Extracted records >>
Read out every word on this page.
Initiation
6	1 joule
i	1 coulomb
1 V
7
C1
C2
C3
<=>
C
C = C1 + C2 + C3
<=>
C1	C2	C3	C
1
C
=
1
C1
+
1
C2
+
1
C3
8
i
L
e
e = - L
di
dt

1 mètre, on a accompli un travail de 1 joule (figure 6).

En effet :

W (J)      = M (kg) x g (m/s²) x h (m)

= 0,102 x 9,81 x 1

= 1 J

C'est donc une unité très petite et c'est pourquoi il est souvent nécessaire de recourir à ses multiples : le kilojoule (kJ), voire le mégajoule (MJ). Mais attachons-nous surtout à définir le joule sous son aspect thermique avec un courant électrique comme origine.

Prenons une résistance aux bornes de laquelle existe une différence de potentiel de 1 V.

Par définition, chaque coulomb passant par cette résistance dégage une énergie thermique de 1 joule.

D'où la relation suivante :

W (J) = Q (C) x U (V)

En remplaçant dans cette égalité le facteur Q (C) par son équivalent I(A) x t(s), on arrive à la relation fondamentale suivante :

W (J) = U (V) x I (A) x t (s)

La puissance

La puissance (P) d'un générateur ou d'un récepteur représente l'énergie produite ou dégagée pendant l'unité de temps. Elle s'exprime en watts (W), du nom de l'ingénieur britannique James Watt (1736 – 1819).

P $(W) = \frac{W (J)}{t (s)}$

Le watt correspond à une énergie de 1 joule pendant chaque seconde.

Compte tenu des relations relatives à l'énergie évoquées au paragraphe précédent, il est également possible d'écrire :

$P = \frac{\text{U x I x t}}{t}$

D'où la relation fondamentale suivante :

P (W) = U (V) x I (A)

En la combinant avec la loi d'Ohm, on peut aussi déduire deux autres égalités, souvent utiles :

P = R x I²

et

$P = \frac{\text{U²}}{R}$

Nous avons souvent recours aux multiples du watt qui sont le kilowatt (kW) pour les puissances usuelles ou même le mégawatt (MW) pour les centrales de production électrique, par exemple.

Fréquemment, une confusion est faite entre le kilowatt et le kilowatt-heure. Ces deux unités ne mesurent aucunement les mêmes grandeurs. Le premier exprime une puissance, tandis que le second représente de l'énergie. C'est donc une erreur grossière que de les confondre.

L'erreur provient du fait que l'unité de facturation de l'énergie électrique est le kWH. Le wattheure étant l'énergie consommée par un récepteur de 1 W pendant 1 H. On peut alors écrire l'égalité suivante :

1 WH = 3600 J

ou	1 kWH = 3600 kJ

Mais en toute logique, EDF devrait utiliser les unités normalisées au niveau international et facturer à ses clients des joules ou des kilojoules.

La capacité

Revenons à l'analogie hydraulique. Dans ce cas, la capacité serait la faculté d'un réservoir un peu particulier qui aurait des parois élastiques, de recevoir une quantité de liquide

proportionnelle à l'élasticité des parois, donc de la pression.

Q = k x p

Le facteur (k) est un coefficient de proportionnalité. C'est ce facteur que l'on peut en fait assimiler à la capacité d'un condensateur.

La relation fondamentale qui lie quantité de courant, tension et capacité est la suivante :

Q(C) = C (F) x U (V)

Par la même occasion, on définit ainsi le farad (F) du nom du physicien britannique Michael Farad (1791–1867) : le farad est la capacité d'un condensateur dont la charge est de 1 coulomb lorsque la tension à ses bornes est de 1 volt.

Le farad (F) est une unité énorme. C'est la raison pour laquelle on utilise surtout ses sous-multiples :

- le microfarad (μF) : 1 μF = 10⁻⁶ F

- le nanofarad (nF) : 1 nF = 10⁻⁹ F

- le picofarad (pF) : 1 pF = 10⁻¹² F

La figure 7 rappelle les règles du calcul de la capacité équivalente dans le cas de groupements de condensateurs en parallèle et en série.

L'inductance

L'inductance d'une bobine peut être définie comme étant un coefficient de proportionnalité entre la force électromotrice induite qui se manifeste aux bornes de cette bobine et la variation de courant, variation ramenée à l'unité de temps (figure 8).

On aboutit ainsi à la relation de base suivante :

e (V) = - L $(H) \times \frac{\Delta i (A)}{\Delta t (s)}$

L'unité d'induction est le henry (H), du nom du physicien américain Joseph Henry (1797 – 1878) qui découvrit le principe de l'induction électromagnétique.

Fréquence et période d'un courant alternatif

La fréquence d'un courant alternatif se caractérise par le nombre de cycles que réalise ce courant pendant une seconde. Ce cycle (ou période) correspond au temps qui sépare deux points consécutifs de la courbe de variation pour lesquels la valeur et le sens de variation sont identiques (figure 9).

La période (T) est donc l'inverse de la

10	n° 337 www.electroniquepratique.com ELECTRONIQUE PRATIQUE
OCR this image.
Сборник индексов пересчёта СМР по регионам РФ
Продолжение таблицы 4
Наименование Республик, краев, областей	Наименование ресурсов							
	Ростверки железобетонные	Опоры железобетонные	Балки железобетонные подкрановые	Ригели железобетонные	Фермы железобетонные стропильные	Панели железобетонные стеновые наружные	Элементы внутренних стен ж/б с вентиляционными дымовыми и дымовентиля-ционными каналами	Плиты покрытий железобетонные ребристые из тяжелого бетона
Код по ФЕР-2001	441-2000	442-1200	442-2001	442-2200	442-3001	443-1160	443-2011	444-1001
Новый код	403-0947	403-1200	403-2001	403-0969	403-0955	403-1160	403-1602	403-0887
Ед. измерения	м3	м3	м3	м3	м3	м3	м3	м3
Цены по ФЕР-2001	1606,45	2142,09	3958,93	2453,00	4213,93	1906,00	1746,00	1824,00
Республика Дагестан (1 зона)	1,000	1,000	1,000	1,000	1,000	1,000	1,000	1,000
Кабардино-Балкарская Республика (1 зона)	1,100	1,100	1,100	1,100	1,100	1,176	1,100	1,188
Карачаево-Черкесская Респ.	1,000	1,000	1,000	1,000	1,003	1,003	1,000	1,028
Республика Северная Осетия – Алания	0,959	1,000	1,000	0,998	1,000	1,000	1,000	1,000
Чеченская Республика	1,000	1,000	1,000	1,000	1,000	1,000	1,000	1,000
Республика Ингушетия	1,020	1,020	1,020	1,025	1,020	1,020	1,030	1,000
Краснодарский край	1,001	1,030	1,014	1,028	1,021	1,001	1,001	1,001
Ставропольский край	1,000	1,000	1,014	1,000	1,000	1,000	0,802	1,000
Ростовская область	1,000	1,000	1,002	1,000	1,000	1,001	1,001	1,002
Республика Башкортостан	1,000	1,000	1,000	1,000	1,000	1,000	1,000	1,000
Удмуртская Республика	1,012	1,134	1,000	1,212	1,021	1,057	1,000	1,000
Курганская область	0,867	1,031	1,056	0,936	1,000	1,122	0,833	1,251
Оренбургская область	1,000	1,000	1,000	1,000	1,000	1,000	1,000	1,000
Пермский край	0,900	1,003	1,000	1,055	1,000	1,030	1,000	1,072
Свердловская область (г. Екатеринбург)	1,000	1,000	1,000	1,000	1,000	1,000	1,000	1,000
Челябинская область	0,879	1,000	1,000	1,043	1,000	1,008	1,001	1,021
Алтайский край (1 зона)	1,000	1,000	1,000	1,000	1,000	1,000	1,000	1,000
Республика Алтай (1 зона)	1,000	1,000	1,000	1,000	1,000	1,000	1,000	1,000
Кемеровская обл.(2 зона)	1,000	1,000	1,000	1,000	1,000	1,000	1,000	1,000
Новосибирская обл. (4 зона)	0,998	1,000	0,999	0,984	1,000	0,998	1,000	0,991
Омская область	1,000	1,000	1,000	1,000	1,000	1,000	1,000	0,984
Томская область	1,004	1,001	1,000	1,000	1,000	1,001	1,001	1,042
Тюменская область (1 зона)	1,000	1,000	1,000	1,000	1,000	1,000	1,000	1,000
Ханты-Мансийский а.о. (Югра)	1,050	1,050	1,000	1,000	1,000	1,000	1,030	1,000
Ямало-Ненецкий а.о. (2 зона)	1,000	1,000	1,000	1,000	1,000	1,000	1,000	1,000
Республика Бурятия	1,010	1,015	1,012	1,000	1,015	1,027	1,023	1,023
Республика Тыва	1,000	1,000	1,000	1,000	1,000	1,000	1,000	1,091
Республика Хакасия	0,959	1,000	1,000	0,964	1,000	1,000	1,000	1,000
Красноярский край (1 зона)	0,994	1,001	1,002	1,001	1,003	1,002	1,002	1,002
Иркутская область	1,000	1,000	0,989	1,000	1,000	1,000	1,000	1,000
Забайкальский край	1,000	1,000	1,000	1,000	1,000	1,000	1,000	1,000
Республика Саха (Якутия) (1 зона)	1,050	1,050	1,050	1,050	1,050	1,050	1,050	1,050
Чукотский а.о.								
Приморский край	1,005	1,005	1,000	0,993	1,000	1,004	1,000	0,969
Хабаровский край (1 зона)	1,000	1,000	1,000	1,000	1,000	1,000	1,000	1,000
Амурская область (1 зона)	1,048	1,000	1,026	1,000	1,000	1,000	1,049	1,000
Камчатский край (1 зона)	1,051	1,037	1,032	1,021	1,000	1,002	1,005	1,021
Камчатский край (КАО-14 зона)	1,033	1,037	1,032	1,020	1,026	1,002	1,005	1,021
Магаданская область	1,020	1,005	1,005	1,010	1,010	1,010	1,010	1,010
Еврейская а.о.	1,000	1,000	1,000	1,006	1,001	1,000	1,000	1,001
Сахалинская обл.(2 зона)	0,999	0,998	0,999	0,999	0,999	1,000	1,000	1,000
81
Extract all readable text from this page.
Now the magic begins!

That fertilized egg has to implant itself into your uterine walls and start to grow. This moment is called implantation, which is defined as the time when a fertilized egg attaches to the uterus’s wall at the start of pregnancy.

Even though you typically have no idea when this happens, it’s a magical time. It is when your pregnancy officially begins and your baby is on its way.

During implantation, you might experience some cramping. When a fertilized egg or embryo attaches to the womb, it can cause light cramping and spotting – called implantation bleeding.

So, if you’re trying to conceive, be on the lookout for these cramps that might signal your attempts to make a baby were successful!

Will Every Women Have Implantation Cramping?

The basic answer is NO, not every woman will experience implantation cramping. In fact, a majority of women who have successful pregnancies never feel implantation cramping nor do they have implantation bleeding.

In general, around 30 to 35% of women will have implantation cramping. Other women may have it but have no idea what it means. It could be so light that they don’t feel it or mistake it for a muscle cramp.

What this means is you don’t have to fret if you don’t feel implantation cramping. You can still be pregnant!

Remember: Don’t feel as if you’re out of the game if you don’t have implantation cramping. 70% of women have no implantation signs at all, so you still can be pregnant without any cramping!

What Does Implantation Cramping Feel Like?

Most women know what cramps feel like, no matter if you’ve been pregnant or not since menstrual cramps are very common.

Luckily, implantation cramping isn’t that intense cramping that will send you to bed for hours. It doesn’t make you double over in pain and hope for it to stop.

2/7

Task prompt >>
Pick out lines containing the word "correspond", each one as written.

Result of this exercise >>
Le watt correspond à une énergie de 1 joule pendant chaque seconde.
La fréquence d'un courant alternatif se caractérise par le nombre de cycles que réalise ce courant pendant une seconde. Ce cycle (ou période) correspond au temps qui sépare deux points consécutifs de la courbe de variation pour lesquels la valeur et le sens de variation sont identiques (figure 9).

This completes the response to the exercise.